**WHAT IS NEEDED**
Please copy the entries below word for word, all of them, leaving out the pictures.

**DATA TO PROCESS**
※

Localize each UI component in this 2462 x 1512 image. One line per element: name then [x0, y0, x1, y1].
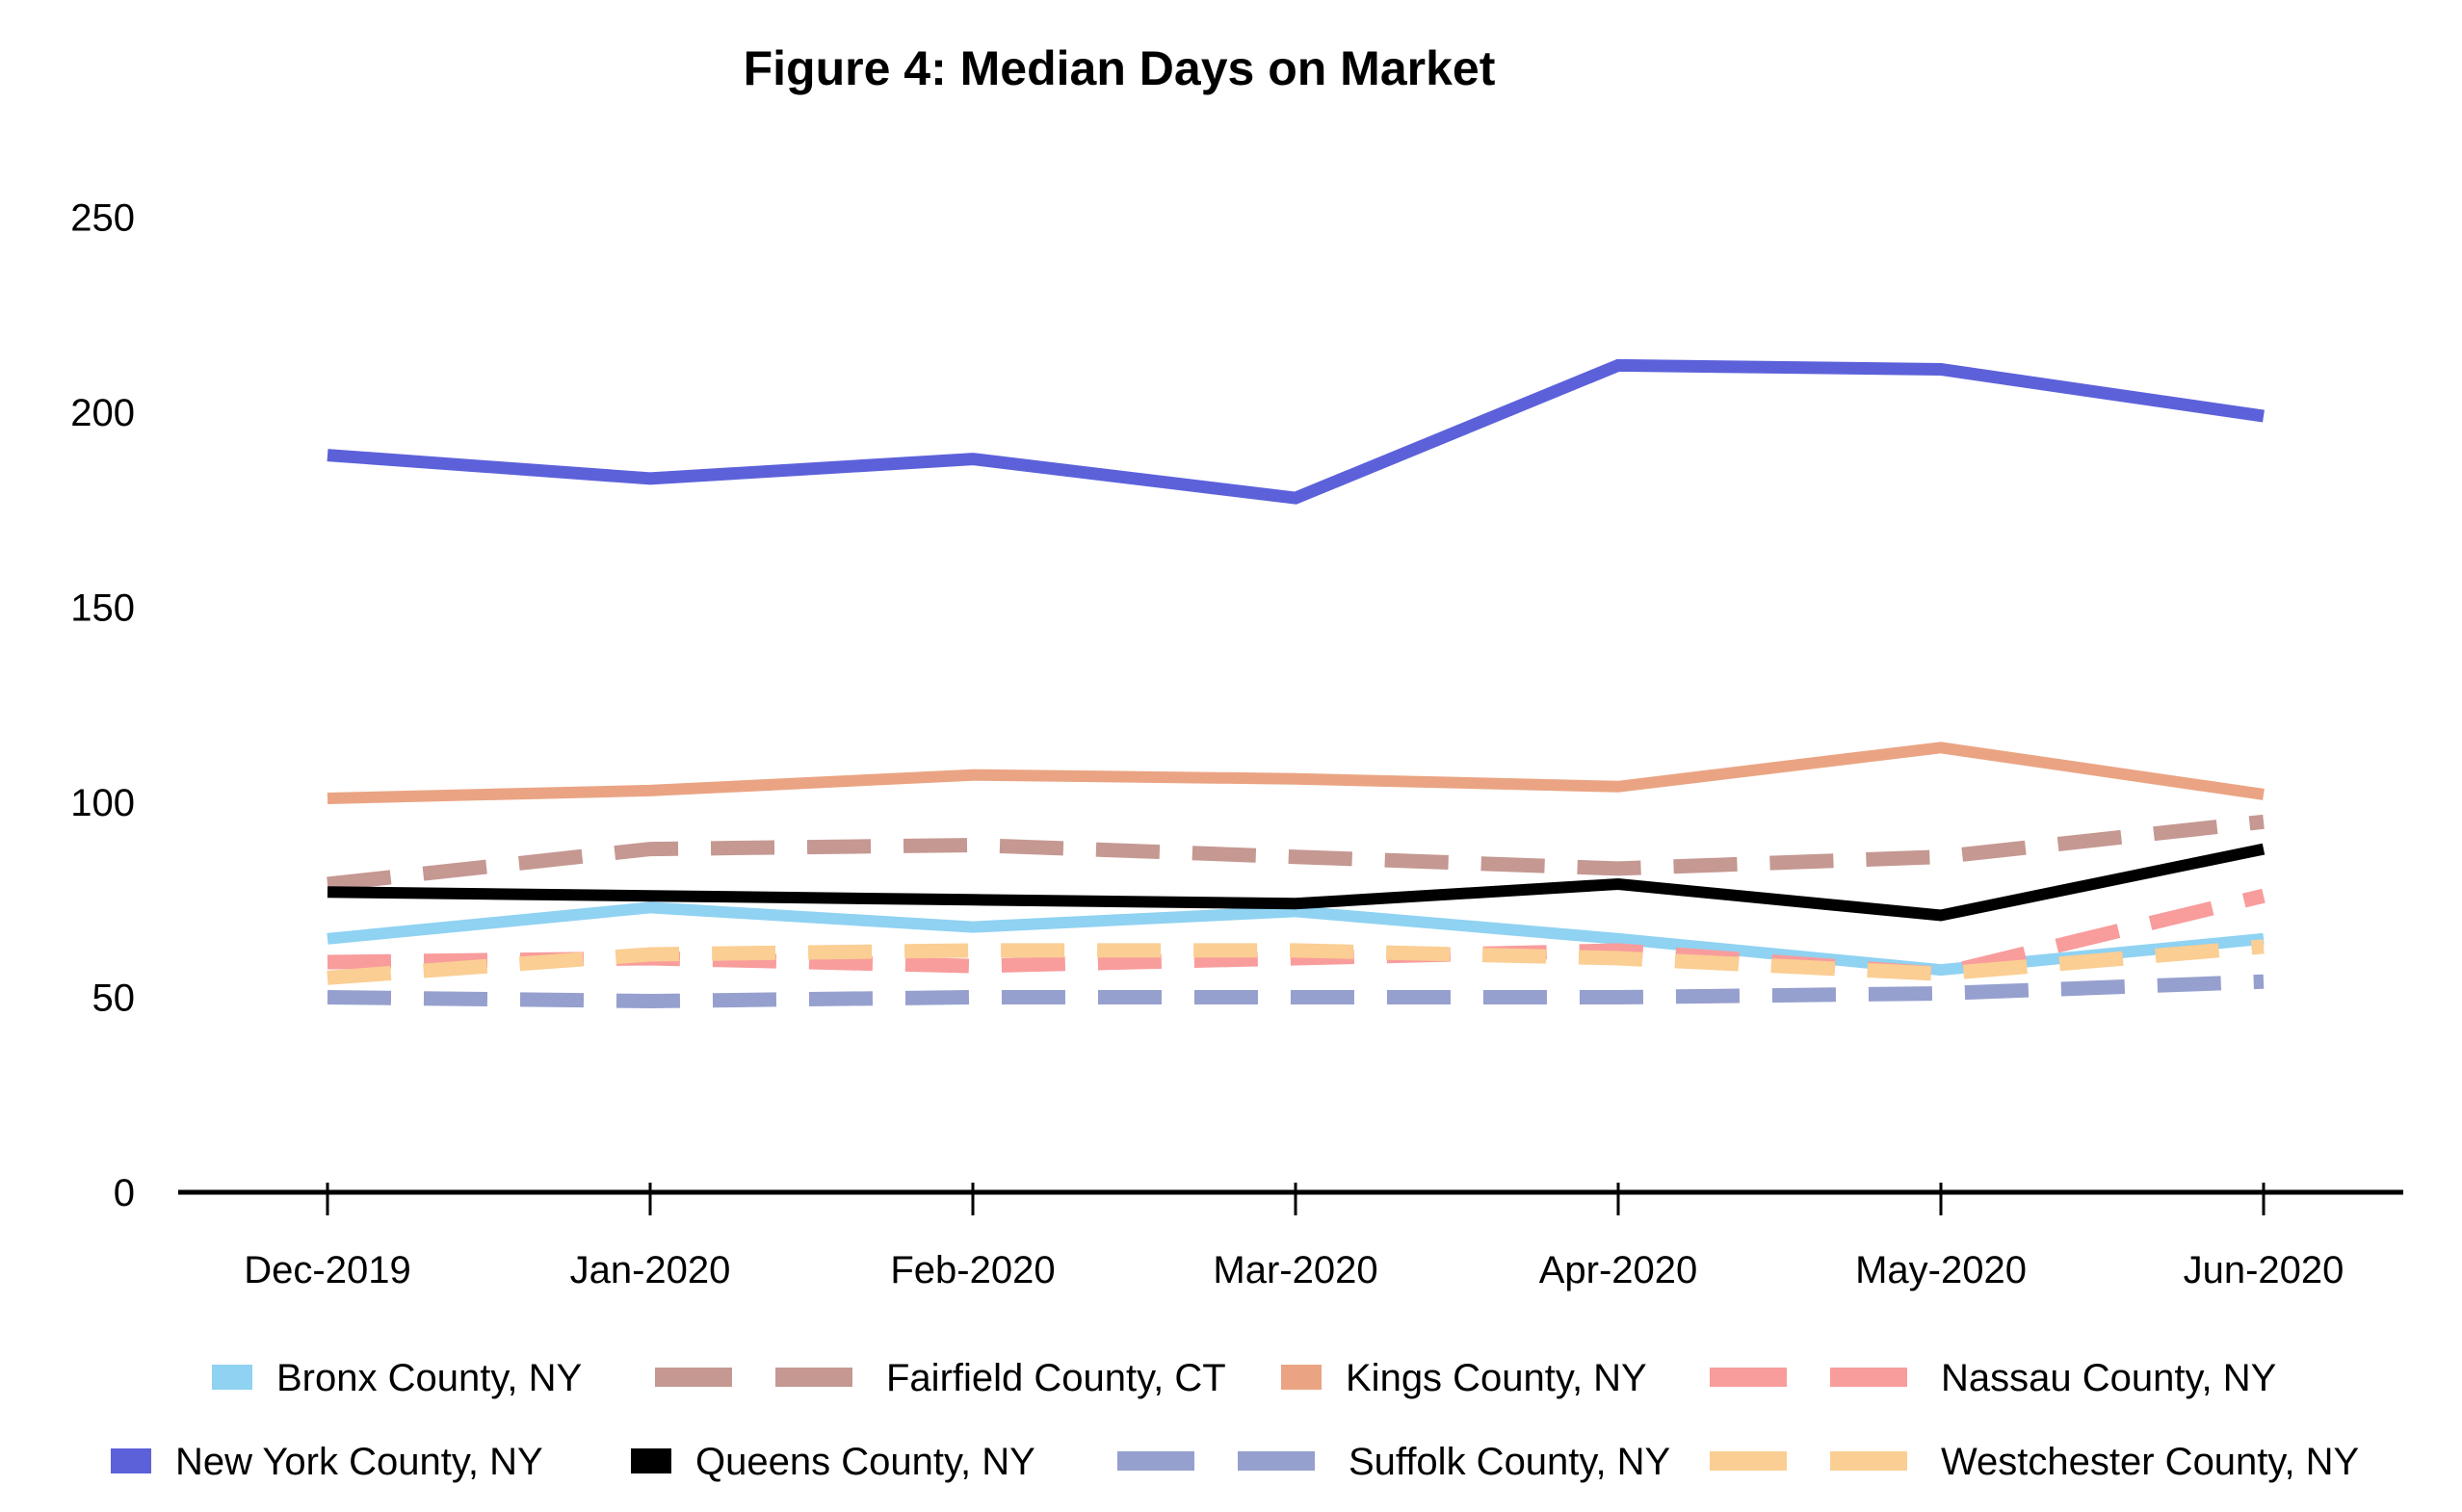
- legend-item-kings-county-ny: Kings County, NY: [1281, 1357, 1647, 1399]
- legend-label: Nassau County, NY: [1941, 1357, 2276, 1399]
- legend-label: Westchester County, NY: [1941, 1441, 2359, 1483]
- legend-item-nassau-county-ny: Nassau County, NY: [1710, 1357, 2276, 1399]
- plot-series: [327, 358, 2266, 1009]
- legend-label: New York County, NY: [175, 1441, 543, 1483]
- series-line-westchester-county-ny: [327, 939, 2265, 985]
- legend-swatch-dash: [1710, 1451, 1787, 1471]
- series-line-kings-county-ny: [327, 742, 2265, 804]
- x-tick-label: Apr-2020: [1539, 1249, 1698, 1291]
- legend-swatch-dash: [1830, 1368, 1907, 1387]
- series-line-fairfield-county-ct: [327, 814, 2265, 892]
- series-line-bronx-county-ny: [327, 901, 2265, 977]
- legend-swatch: [212, 1365, 252, 1390]
- legend-item-bronx-county-ny: Bronx County, NY: [212, 1357, 582, 1399]
- series-line-queens-county-ny: [327, 843, 2266, 922]
- legend-swatch: [631, 1448, 671, 1473]
- legend-label: Bronx County, NY: [276, 1357, 582, 1399]
- x-axis: Dec-2019 Jan-2020 Feb-2020 Mar-2020 Apr-2020…: [178, 1183, 2403, 1291]
- legend-label: Queens County, NY: [695, 1441, 1035, 1483]
- y-tick-label: 0: [114, 1172, 135, 1214]
- legend-item-fairfield-county-ct: Fairfield County, CT: [655, 1357, 1226, 1399]
- legend-label: Suffolk County, NY: [1349, 1441, 1670, 1483]
- x-tick-label: Feb-2020: [890, 1249, 1055, 1291]
- legend-item-new-york-county-ny: New York County, NY: [111, 1441, 543, 1483]
- legend-swatch-dash: [1117, 1451, 1194, 1471]
- y-tick-label: 150: [70, 587, 135, 630]
- x-tick-label: Dec-2019: [244, 1249, 410, 1291]
- y-tick-label: 100: [70, 782, 135, 824]
- legend-item-suffolk-county-ny: Suffolk County, NY: [1117, 1441, 1670, 1483]
- series-line-suffolk-county-ny: [327, 974, 2265, 1009]
- legend-item-queens-county-ny: Queens County, NY: [631, 1441, 1035, 1483]
- legend: Bronx County, NY Fairfield County, CT King…: [111, 1357, 2359, 1483]
- legend-swatch-dash: [655, 1368, 732, 1387]
- legend-swatch-dash: [1710, 1368, 1787, 1387]
- legend-swatch: [111, 1448, 151, 1473]
- legend-item-westchester-county-ny: Westchester County, NY: [1710, 1441, 2359, 1483]
- x-tick-label: Mar-2020: [1213, 1249, 1377, 1291]
- legend-swatch-dash: [1238, 1451, 1315, 1471]
- x-tick-label: May-2020: [1855, 1249, 2027, 1291]
- legend-label: Fairfield County, CT: [886, 1357, 1226, 1399]
- legend-label: Kings County, NY: [1346, 1357, 1647, 1399]
- legend-swatch: [1281, 1365, 1322, 1390]
- y-tick-label: 250: [70, 197, 135, 240]
- y-axis: 0 50 100 150 200 250: [70, 197, 135, 1215]
- series-line-new-york-county-ny: [327, 358, 2265, 505]
- legend-swatch-dash: [1830, 1451, 1907, 1471]
- legend-swatch-dash: [775, 1368, 852, 1387]
- chart-title: Figure 4: Median Days on Market: [744, 41, 1496, 95]
- x-tick-label: Jun-2020: [2184, 1249, 2344, 1291]
- y-tick-label: 200: [70, 392, 135, 434]
- y-tick-label: 50: [92, 978, 136, 1020]
- x-tick-label: Jan-2020: [570, 1249, 731, 1291]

※

**EXERCISE OUTPUT**
Localize each UI component in this 2462 x 1512 image. One line per element: name then [x0, y0, x1, y1].
- legend-item-kings-county-ny: Kings County, NY: [1281, 1357, 1647, 1399]
- legend-label: Nassau County, NY: [1941, 1357, 2276, 1399]
- legend-label: Westchester County, NY: [1941, 1441, 2359, 1483]
- legend-item-nassau-county-ny: Nassau County, NY: [1710, 1357, 2276, 1399]
- plot-series: [327, 358, 2266, 1009]
- legend-label: New York County, NY: [175, 1441, 543, 1483]
- series-line-westchester-county-ny: [327, 939, 2265, 985]
- legend-swatch-dash: [1710, 1451, 1787, 1471]
- series-line-kings-county-ny: [327, 742, 2265, 804]
- x-tick-label: Apr-2020: [1539, 1249, 1698, 1291]
- legend-swatch-dash: [1830, 1368, 1907, 1387]
- series-line-fairfield-county-ct: [327, 814, 2265, 892]
- series-line-bronx-county-ny: [327, 901, 2265, 977]
- legend-swatch: [212, 1365, 252, 1390]
- legend-item-bronx-county-ny: Bronx County, NY: [212, 1357, 582, 1399]
- series-line-queens-county-ny: [327, 843, 2266, 922]
- legend-swatch: [631, 1448, 671, 1473]
- legend-label: Bronx County, NY: [276, 1357, 582, 1399]
- x-axis: Dec-2019 Jan-2020 Feb-2020 Mar-2020 Apr-2020…: [178, 1183, 2403, 1291]
- legend-label: Queens County, NY: [695, 1441, 1035, 1483]
- y-tick-label: 0: [114, 1172, 135, 1214]
- legend-item-fairfield-county-ct: Fairfield County, CT: [655, 1357, 1226, 1399]
- legend-label: Suffolk County, NY: [1349, 1441, 1670, 1483]
- x-tick-label: Feb-2020: [890, 1249, 1055, 1291]
- legend-item-new-york-county-ny: New York County, NY: [111, 1441, 543, 1483]
- legend-swatch-dash: [1117, 1451, 1194, 1471]
- y-tick-label: 150: [70, 587, 135, 630]
- x-tick-label: Dec-2019: [244, 1249, 410, 1291]
- y-tick-label: 100: [70, 782, 135, 824]
- legend-item-suffolk-county-ny: Suffolk County, NY: [1117, 1441, 1670, 1483]
- series-line-suffolk-county-ny: [327, 974, 2265, 1009]
- legend-item-queens-county-ny: Queens County, NY: [631, 1441, 1035, 1483]
- legend: Bronx County, NY Fairfield County, CT King…: [111, 1357, 2359, 1483]
- legend-swatch-dash: [655, 1368, 732, 1387]
- legend-swatch-dash: [1710, 1368, 1787, 1387]
- legend-swatch: [111, 1448, 151, 1473]
- legend-item-westchester-county-ny: Westchester County, NY: [1710, 1441, 2359, 1483]
- x-tick-label: Mar-2020: [1213, 1249, 1377, 1291]
- legend-swatch-dash: [1238, 1451, 1315, 1471]
- x-tick-label: May-2020: [1855, 1249, 2027, 1291]
- legend-label: Fairfield County, CT: [886, 1357, 1226, 1399]
- legend-label: Kings County, NY: [1346, 1357, 1647, 1399]
- legend-swatch: [1281, 1365, 1322, 1390]
- y-tick-label: 250: [70, 197, 135, 240]
- y-axis: 0 50 100 150 200 250: [70, 197, 135, 1215]
- series-line-new-york-county-ny: [327, 358, 2265, 505]
- legend-swatch-dash: [1830, 1451, 1907, 1471]
- legend-swatch-dash: [775, 1368, 852, 1387]
- chart-title: Figure 4: Median Days on Market: [744, 41, 1496, 95]
- x-tick-label: Jun-2020: [2184, 1249, 2344, 1291]
- y-tick-label: 200: [70, 392, 135, 434]
- y-tick-label: 50: [92, 978, 136, 1020]
- x-tick-label: Jan-2020: [570, 1249, 731, 1291]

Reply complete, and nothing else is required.